Can you copy out the data exactly? Leave the images out.

RECORDS FOR THE EXERCISE
#####

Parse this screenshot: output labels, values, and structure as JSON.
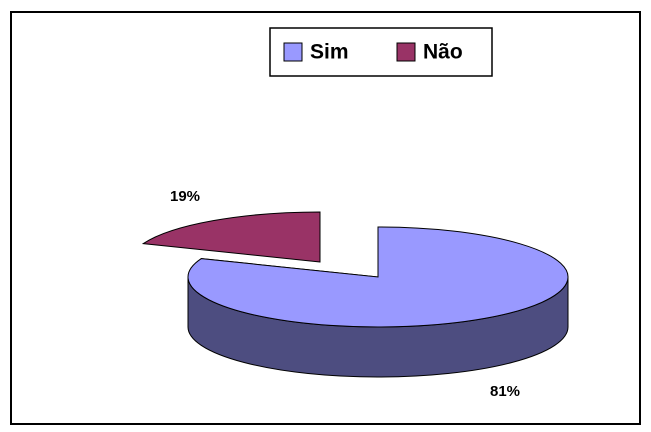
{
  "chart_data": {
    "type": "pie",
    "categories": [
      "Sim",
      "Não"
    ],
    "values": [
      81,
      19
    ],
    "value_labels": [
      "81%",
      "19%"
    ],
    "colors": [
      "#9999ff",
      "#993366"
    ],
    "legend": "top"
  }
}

#####

EXERCISE SOLUTION
Parse this screenshot: output labels, values, and structure as JSON.
{
  "chart_data": {
    "type": "pie",
    "categories": [
      "Sim",
      "Não"
    ],
    "values": [
      81,
      19
    ],
    "value_labels": [
      "81%",
      "19%"
    ],
    "colors": [
      "#9999ff",
      "#993366"
    ],
    "legend": "top"
  }
}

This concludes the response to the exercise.